● Requirements: Reproduce the listing below word for word, with no pictures.

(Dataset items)
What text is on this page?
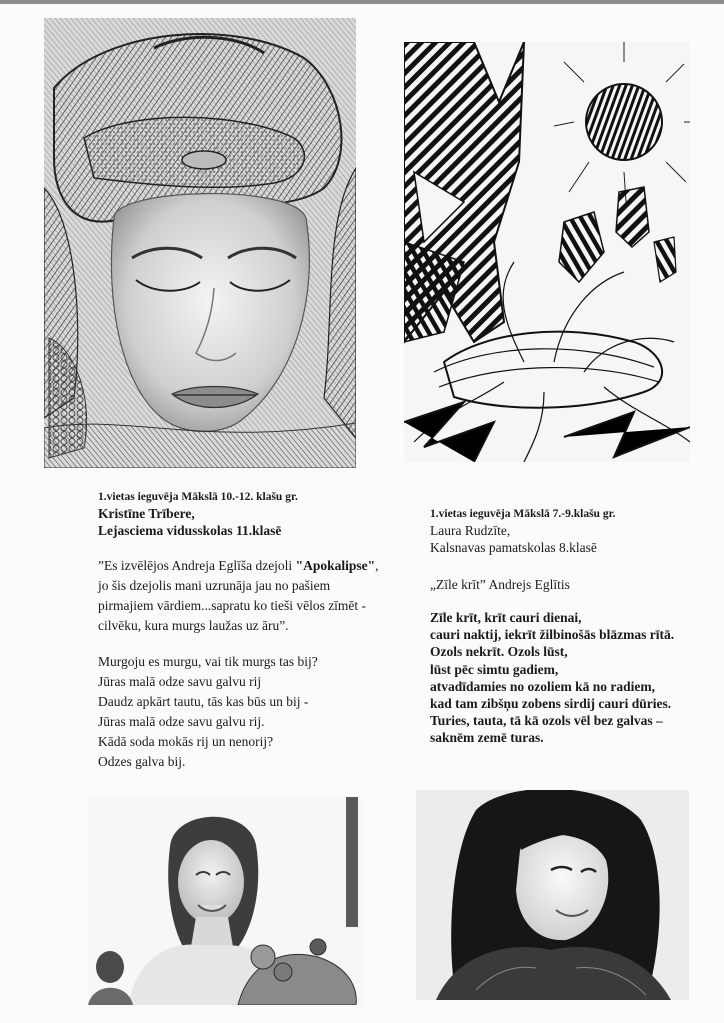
1.vietas ieguvēja Mākslā 10.-12. klašu gr.
Kristīne Trībere,
Lejasciema vidusskolas 11.klasē
”Es izvēlējos Andreja Eglīša dzejoli "Apokalipse", jo šis dzejolis mani uzrunāja jau no pašiem pirmajiem vārdiem...sapratu ko tieši vēlos zīmēt - cilvēku, kura murgs laužas uz āru”.
Murgoju es murgu, vai tik murgs tas bij?
Jūras malā odze savu galvu rij
Daudz apkārt tautu, tās kas būs un bij -
Jūras malā odze savu galvu rij.
Kādā soda mokās rij un nenorij?
Odzes galva bij.
1.vietas ieguvēja Mākslā 7.-9.klašu gr.
Laura Rudzīte,
Kalsnavas pamatskolas 8.klasē
„Zīle krīt” Andrejs Eglītis
Zīle krīt, krīt cauri dienai,
cauri naktij, iekrīt žilbinošās blāzmas rītā.
Ozols nekrīt. Ozols lūst,
lūst pēc simtu gadiem,
atvadīdamies no ozoliem kā no radiem,
kad tam zibšņu zobens sirdij cauri dūries.
Turies, tauta, tā kā ozols vēl bez galvas –
saknēm zemē turas.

● Answer:
What text is on this page?
1.vietas ieguvēja Mākslā 10.-12. klašu gr.
Kristīne Trībere,
Lejasciema vidusskolas 11.klasē
”Es izvēlējos Andreja Eglīša dzejoli "Apokalipse", jo šis dzejolis mani uzrunāja jau no pašiem pirmajiem vārdiem...sapratu ko tieši vēlos zīmēt - cilvēku, kura murgs laužas uz āru”.
Murgoju es murgu, vai tik murgs tas bij?
Jūras malā odze savu galvu rij
Daudz apkārt tautu, tās kas būs un bij -
Jūras malā odze savu galvu rij.
Kādā soda mokās rij un nenorij?
Odzes galva bij.
1.vietas ieguvēja Mākslā 7.-9.klašu gr.
Laura Rudzīte,
Kalsnavas pamatskolas 8.klasē
„Zīle krīt” Andrejs Eglītis
Zīle krīt, krīt cauri dienai,
cauri naktij, iekrīt žilbinošās blāzmas rītā.
Ozols nekrīt. Ozols lūst,
lūst pēc simtu gadiem,
atvadīdamies no ozoliem kā no radiem,
kad tam zibšņu zobens sirdij cauri dūries.
Turies, tauta, tā kā ozols vēl bez galvas –
saknēm zemē turas.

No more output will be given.